Extracted data entries:
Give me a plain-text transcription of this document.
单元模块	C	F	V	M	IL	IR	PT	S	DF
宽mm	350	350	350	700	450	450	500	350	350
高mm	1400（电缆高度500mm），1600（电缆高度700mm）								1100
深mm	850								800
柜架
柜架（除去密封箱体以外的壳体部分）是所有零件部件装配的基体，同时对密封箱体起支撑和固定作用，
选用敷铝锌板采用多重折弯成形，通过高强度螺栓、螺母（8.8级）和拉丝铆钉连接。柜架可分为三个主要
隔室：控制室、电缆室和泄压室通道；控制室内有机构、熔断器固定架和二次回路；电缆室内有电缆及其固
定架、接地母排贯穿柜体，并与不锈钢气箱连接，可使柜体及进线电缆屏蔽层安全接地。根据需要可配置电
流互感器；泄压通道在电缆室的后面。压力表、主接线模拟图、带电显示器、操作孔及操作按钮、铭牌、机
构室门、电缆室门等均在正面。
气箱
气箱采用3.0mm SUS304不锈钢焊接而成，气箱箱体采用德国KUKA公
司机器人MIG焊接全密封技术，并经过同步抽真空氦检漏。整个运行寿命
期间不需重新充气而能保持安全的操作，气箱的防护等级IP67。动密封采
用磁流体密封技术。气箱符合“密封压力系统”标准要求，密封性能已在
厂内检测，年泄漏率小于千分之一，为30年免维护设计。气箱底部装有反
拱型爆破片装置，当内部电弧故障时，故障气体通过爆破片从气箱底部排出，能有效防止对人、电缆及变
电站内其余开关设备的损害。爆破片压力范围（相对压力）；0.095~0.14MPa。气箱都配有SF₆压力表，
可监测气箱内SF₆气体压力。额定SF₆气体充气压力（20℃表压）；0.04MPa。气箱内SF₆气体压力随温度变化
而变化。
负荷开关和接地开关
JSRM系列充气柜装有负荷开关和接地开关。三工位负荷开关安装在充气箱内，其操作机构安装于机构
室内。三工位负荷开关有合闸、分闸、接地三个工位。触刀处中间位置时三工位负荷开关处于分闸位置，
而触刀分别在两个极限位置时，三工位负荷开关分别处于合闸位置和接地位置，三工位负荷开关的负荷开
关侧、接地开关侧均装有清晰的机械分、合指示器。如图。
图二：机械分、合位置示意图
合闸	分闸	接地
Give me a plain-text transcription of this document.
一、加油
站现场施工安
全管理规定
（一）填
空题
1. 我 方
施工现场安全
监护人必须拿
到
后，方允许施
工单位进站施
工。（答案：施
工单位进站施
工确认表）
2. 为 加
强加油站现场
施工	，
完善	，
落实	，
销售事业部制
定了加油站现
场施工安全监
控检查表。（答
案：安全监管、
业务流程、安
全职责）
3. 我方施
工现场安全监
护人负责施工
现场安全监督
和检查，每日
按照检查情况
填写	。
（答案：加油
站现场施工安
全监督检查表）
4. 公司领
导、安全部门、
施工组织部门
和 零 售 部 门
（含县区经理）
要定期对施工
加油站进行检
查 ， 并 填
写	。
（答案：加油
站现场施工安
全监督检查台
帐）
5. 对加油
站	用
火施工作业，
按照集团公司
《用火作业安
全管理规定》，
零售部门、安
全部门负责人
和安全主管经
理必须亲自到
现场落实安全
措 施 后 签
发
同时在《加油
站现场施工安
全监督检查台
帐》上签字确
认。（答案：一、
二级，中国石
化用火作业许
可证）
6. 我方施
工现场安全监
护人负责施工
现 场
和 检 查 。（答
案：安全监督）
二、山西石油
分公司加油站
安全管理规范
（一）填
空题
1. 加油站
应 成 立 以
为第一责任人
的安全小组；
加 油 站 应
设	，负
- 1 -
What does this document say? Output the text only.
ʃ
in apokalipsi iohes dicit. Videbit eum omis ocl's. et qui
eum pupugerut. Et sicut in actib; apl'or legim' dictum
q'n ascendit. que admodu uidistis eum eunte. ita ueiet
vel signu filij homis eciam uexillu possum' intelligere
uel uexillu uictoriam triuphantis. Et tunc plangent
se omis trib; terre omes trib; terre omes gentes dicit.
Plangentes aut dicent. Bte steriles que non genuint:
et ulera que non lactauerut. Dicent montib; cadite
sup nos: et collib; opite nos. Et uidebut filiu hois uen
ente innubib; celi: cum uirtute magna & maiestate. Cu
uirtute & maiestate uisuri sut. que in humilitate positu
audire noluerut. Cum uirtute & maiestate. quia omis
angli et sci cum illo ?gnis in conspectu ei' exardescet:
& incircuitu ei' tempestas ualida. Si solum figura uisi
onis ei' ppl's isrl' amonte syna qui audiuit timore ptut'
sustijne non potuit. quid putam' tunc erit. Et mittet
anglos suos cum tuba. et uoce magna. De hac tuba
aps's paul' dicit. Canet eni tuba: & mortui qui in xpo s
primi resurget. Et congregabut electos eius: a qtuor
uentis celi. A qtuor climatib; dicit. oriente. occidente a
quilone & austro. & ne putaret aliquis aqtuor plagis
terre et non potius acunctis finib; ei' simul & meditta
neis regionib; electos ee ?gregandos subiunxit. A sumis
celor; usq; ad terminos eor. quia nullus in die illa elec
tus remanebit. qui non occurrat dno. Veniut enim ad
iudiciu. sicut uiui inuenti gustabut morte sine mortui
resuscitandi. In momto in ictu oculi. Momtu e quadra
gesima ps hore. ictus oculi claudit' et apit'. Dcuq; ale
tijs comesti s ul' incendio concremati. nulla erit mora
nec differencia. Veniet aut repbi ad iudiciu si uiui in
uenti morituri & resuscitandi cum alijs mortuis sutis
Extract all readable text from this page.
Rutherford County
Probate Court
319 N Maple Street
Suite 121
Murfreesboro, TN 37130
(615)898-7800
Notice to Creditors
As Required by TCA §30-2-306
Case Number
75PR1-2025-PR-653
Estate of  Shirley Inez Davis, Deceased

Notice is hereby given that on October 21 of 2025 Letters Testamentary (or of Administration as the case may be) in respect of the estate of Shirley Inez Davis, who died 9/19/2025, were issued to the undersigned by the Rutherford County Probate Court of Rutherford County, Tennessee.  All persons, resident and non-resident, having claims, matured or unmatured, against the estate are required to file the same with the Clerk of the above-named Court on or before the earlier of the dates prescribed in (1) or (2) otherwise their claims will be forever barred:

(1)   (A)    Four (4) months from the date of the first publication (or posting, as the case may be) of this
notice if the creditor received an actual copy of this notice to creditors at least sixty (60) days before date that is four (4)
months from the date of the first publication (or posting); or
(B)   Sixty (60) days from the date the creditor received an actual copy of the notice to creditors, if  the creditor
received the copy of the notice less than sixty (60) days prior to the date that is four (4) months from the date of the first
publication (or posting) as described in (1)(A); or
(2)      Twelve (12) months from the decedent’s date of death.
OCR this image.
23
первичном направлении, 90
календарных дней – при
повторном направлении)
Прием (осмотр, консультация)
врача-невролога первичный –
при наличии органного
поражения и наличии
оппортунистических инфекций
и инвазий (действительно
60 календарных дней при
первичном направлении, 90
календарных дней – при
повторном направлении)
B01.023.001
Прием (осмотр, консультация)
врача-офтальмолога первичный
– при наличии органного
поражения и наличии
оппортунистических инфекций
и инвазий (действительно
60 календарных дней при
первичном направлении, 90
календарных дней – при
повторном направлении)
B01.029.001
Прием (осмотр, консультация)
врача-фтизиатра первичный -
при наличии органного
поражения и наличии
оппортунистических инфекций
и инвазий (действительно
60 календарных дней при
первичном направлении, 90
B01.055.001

> _Exercise objective_: Repeat back the data above, exact to the last character.

> _Completed task_:
Give me a plain-text transcription of this document.
单元模块	C	F	V	M	IL	IR	PT	S	DF
宽mm	350	350	350	700	450	450	500	350	350
高mm	1400（电缆高度500mm），1600（电缆高度700mm）								1100
深mm	850								800
柜架
柜架（除去密封箱体以外的壳体部分）是所有零件部件装配的基体，同时对密封箱体起支撑和固定作用，
选用敷铝锌板采用多重折弯成形，通过高强度螺栓、螺母（8.8级）和拉丝铆钉连接。柜架可分为三个主要
隔室：控制室、电缆室和泄压室通道；控制室内有机构、熔断器固定架和二次回路；电缆室内有电缆及其固
定架、接地母排贯穿柜体，并与不锈钢气箱连接，可使柜体及进线电缆屏蔽层安全接地。根据需要可配置电
流互感器；泄压通道在电缆室的后面。压力表、主接线模拟图、带电显示器、操作孔及操作按钮、铭牌、机
构室门、电缆室门等均在正面。
气箱
气箱采用3.0mm SUS304不锈钢焊接而成，气箱箱体采用德国KUKA公
司机器人MIG焊接全密封技术，并经过同步抽真空氦检漏。整个运行寿命
期间不需重新充气而能保持安全的操作，气箱的防护等级IP67。动密封采
用磁流体密封技术。气箱符合“密封压力系统”标准要求，密封性能已在
厂内检测，年泄漏率小于千分之一，为30年免维护设计。气箱底部装有反
拱型爆破片装置，当内部电弧故障时，故障气体通过爆破片从气箱底部排出，能有效防止对人、电缆及变
电站内其余开关设备的损害。爆破片压力范围（相对压力）；0.095~0.14MPa。气箱都配有SF₆压力表，
可监测气箱内SF₆气体压力。额定SF₆气体充气压力（20℃表压）；0.04MPa。气箱内SF₆气体压力随温度变化
而变化。
负荷开关和接地开关
JSRM系列充气柜装有负荷开关和接地开关。三工位负荷开关安装在充气箱内，其操作机构安装于机构
室内。三工位负荷开关有合闸、分闸、接地三个工位。触刀处中间位置时三工位负荷开关处于分闸位置，
而触刀分别在两个极限位置时，三工位负荷开关分别处于合闸位置和接地位置，三工位负荷开关的负荷开
关侧、接地开关侧均装有清晰的机械分、合指示器。如图。
图二：机械分、合位置示意图
合闸	分闸	接地
Give me a plain-text transcription of this document.
一、加油
站现场施工安
全管理规定
（一）填
空题
1. 我 方
施工现场安全
监护人必须拿
到
后，方允许施
工单位进站施
工。（答案：施
工单位进站施
工确认表）
2. 为 加
强加油站现场
施工	，
完善	，
落实	，
销售事业部制
定了加油站现
场施工安全监
控检查表。（答
案：安全监管、
业务流程、安
全职责）
3. 我方施
工现场安全监
护人负责施工
现场安全监督
和检查，每日
按照检查情况
填写	。
（答案：加油
站现场施工安
全监督检查表）
4. 公司领
导、安全部门、
施工组织部门
和 零 售 部 门
（含县区经理）
要定期对施工
加油站进行检
查 ， 并 填
写	。
（答案：加油
站现场施工安
全监督检查台
帐）
5. 对加油
站	用
火施工作业，
按照集团公司
《用火作业安
全管理规定》，
零售部门、安
全部门负责人
和安全主管经
理必须亲自到
现场落实安全
措 施 后 签
发
同时在《加油
站现场施工安
全监督检查台
帐》上签字确
认。（答案：一、
二级，中国石
化用火作业许
可证）
6. 我方施
工现场安全监
护人负责施工
现 场
和 检 查 。（答
案：安全监督）
二、山西石油
分公司加油站
安全管理规范
（一）填
空题
1. 加油站
应 成 立 以
为第一责任人
的安全小组；
加 油 站 应
设	，负
- 1 -
What does this document say? Output the text only.
ʃ
in apokalipsi iohes dicit. Videbit eum omis ocl's. et qui
eum pupugerut. Et sicut in actib; apl'or legim' dictum
q'n ascendit. que admodu uidistis eum eunte. ita ueiet
vel signu filij homis eciam uexillu possum' intelligere
uel uexillu uictoriam triuphantis. Et tunc plangent
se omis trib; terre omes trib; terre omes gentes dicit.
Plangentes aut dicent. Bte steriles que non genuint:
et ulera que non lactauerut. Dicent montib; cadite
sup nos: et collib; opite nos. Et uidebut filiu hois uen
ente innubib; celi: cum uirtute magna & maiestate. Cu
uirtute & maiestate uisuri sut. que in humilitate positu
audire noluerut. Cum uirtute & maiestate. quia omis
angli et sci cum illo ?gnis in conspectu ei' exardescet:
& incircuitu ei' tempestas ualida. Si solum figura uisi
onis ei' ppl's isrl' amonte syna qui audiuit timore ptut'
sustijne non potuit. quid putam' tunc erit. Et mittet
anglos suos cum tuba. et uoce magna. De hac tuba
aps's paul' dicit. Canet eni tuba: & mortui qui in xpo s
primi resurget. Et congregabut electos eius: a qtuor
uentis celi. A qtuor climatib; dicit. oriente. occidente a
quilone & austro. & ne putaret aliquis aqtuor plagis
terre et non potius acunctis finib; ei' simul & meditta
neis regionib; electos ee ?gregandos subiunxit. A sumis
celor; usq; ad terminos eor. quia nullus in die illa elec
tus remanebit. qui non occurrat dno. Veniut enim ad
iudiciu. sicut uiui inuenti gustabut morte sine mortui
resuscitandi. In momto in ictu oculi. Momtu e quadra
gesima ps hore. ictus oculi claudit' et apit'. Dcuq; ale
tijs comesti s ul' incendio concremati. nulla erit mora
nec differencia. Veniet aut repbi ad iudiciu si uiui in
uenti morituri & resuscitandi cum alijs mortuis sutis
Extract all readable text from this page.
Rutherford County
Probate Court
319 N Maple Street
Suite 121
Murfreesboro, TN 37130
(615)898-7800
Notice to Creditors
As Required by TCA §30-2-306
Case Number
75PR1-2025-PR-653
Estate of  Shirley Inez Davis, Deceased

Notice is hereby given that on October 21 of 2025 Letters Testamentary (or of Administration as the case may be) in respect of the estate of Shirley Inez Davis, who died 9/19/2025, were issued to the undersigned by the Rutherford County Probate Court of Rutherford County, Tennessee.  All persons, resident and non-resident, having claims, matured or unmatured, against the estate are required to file the same with the Clerk of the above-named Court on or before the earlier of the dates prescribed in (1) or (2) otherwise their claims will be forever barred:

(1)   (A)    Four (4) months from the date of the first publication (or posting, as the case may be) of this
notice if the creditor received an actual copy of this notice to creditors at least sixty (60) days before date that is four (4)
months from the date of the first publication (or posting); or
(B)   Sixty (60) days from the date the creditor received an actual copy of the notice to creditors, if  the creditor
received the copy of the notice less than sixty (60) days prior to the date that is four (4) months from the date of the first
publication (or posting) as described in (1)(A); or
(2)      Twelve (12) months from the decedent’s date of death.
OCR this image.
23
первичном направлении, 90
календарных дней – при
повторном направлении)
Прием (осмотр, консультация)
врача-невролога первичный –
при наличии органного
поражения и наличии
оппортунистических инфекций
и инвазий (действительно
60 календарных дней при
первичном направлении, 90
календарных дней – при
повторном направлении)
B01.023.001
Прием (осмотр, консультация)
врача-офтальмолога первичный
– при наличии органного
поражения и наличии
оппортунистических инфекций
и инвазий (действительно
60 календарных дней при
первичном направлении, 90
календарных дней – при
повторном направлении)
B01.029.001
Прием (осмотр, консультация)
врача-фтизиатра первичный -
при наличии органного
поражения и наличии
оппортунистических инфекций
и инвазий (действительно
60 календарных дней при
первичном направлении, 90
B01.055.001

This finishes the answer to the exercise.